● Stated exercise
From the blog post:
1. How long is the planned visit to Haifa?
2. How far is the Haddad Guest House from the gardens on Mt. Carmel?
3. What liquid was the barley cooked in?

● Text provided
Wednesday, January 28, 2009

Our friend Walter recently brought over a portfolio of his paintings which we enjoyed at our Devotional Meeting. Most of the acrylics were part of an experiment Walter did about 10 years ago. Since then, Walter has had a stroke and must relearn some of the procedures of his craft. It is poignant, listening to his enthusiasm for his art, knowing that he must work even harder now to regain lost skills. However, the enthusiasm and joy are still there, making our visits so special.

I thought I'd try to get back into some of my drawing and painting, so I hunted through my things to find the 'old bridge in China' I'd started about two years ago. I looked through all my drawers, the closets, the old sketchbooks, cleaning them out as I went along. By the end of my search I hadn't found any old unfinished drawing, but I did discover things I'd forgotten I had, like my mother's old passport, her driving license from Germany, old report cards and test scores from my childrens' school, and a nest of old letters from my dad. It was so enjoyable becoming reacquainted with all these old momentos.

We are in the process of getting ready for Baha'i Pilgrimage, securing flights, making hotel reservations. We arrive in Haifa, Israel mid-April for an 11-day visit and will stay in one of the little German Templar dwellings along Ben Gurion Avenue.

The
Haddad Guest House offers wonderful accommodations, a little kitchen where we can cook meals, and is a 15 minute walk from the gardens on Mt. Carmel. It is surrounded by little cafes and restaurants with outdoor tables for visiting and relaxing. When we discussed what we wanted for accommodations, we didn't want the Holiday Inn experience in Haifa, which is something we could get here. We wanted to stay in one of the old stone buildings nestled in the hub of the city, even if comfort levels were compromised. I think we've found just the right place!

I've
brought home some books on Israel, one of which is the Insight Guide to Israel by Brian Bell. I like the pictures, and the depth. It explains the cultural mix of the people - Ethiopian Jews, Russian Jews, Israeli Arabs, Orthodox Jews, Secular Jews, and the Zionist Movement. Another book, by Doughty/El Aydi is "Gaza: Legacy of Occupation - A Photographers Journey" features the people of Canada Camp. I hope someday that all areas in Israel will be totally integrated, so there is no separation and exclusivity - people learning to appreciate cultural differences without conflict and willing to share the same neighborhoods together.

Yes, I've been cookin'. I made two beautiful rounds of cheese, one from goat's milk, the other from raw cow's milk.
The one on the left is laced with a small amount of turmeric, to give color. Both loaves have chives and seeds, sun-dried tomatoes, and a little walnut coating.

I used my cheeses on a home-made flatbread called 'Naan', making several large pizzas.

Naan is so easy to make, so flavorful and soft, like a puff of air.

This is a corn-tomato succotash, using berbere, an Ethiopian blend. It is baked with a corn-chip/crushed pumpkin and squash seed topping.

I cooked barley in left-over whey from cheese-making and added some of my goat cheese on top.

● Stored data
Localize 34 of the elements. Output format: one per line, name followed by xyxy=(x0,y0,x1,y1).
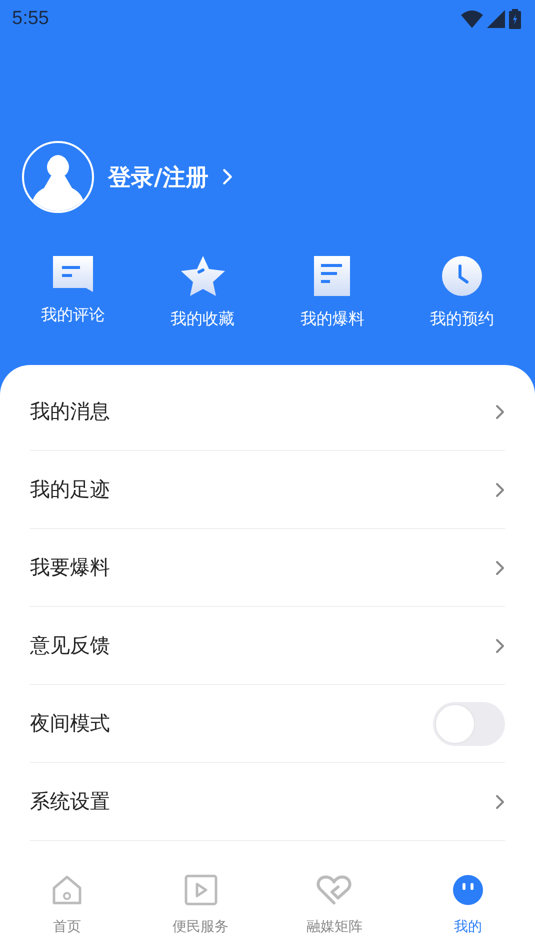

* * *

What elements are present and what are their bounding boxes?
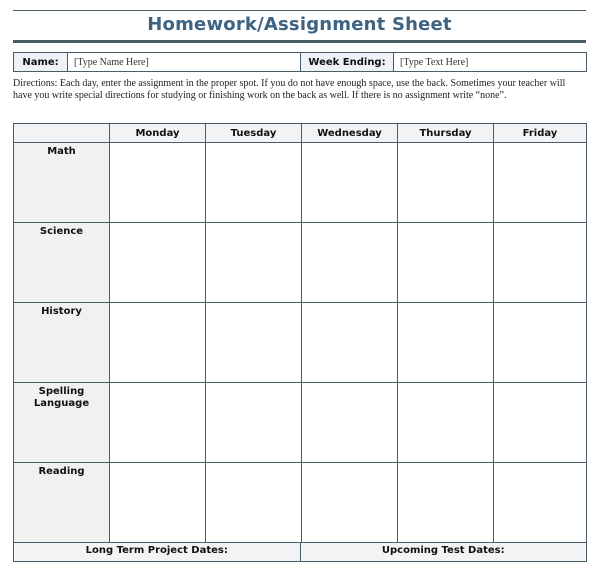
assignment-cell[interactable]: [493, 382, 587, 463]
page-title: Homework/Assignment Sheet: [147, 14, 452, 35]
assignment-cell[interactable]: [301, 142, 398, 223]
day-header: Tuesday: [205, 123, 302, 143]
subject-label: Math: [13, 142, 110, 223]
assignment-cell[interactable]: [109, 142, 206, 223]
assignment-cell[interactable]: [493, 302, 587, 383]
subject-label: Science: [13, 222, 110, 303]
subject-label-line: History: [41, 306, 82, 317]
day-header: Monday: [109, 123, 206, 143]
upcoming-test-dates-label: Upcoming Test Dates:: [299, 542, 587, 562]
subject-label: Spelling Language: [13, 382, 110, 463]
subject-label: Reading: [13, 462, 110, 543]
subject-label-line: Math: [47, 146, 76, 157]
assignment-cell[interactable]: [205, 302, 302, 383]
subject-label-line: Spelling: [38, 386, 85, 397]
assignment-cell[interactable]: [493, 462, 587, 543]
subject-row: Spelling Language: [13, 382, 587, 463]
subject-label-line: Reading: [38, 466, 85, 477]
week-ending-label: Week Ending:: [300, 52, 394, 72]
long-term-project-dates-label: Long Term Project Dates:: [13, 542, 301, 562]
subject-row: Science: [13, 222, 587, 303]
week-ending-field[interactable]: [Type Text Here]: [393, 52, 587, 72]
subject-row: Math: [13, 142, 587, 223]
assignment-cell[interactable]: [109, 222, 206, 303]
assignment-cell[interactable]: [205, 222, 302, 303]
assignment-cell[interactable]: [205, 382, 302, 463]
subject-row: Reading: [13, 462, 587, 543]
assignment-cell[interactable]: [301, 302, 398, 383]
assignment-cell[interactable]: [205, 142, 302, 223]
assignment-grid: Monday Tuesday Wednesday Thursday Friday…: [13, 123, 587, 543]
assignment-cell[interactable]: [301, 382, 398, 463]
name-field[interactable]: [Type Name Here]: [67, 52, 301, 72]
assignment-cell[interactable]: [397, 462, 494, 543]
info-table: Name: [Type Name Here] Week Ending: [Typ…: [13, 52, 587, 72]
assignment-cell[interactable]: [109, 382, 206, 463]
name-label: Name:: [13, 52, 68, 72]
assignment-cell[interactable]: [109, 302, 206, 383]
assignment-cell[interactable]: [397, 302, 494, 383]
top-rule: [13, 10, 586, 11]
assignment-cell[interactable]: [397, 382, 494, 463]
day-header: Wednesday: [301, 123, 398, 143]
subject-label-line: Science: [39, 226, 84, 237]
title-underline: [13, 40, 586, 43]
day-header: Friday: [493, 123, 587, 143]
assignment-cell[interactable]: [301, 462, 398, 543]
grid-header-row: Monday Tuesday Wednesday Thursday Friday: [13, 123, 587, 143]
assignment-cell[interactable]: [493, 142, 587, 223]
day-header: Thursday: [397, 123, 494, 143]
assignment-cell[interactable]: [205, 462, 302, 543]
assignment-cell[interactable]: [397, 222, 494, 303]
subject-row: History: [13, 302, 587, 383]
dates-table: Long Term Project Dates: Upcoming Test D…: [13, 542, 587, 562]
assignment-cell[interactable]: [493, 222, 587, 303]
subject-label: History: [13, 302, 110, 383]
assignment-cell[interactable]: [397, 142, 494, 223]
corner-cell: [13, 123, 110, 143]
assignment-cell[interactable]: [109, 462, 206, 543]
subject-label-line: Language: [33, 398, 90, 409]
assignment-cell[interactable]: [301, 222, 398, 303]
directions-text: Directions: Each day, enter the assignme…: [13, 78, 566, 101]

● Exercise response
1. 11 days.
2. A 15-minute walk.
3. Left-over whey from cheese-making.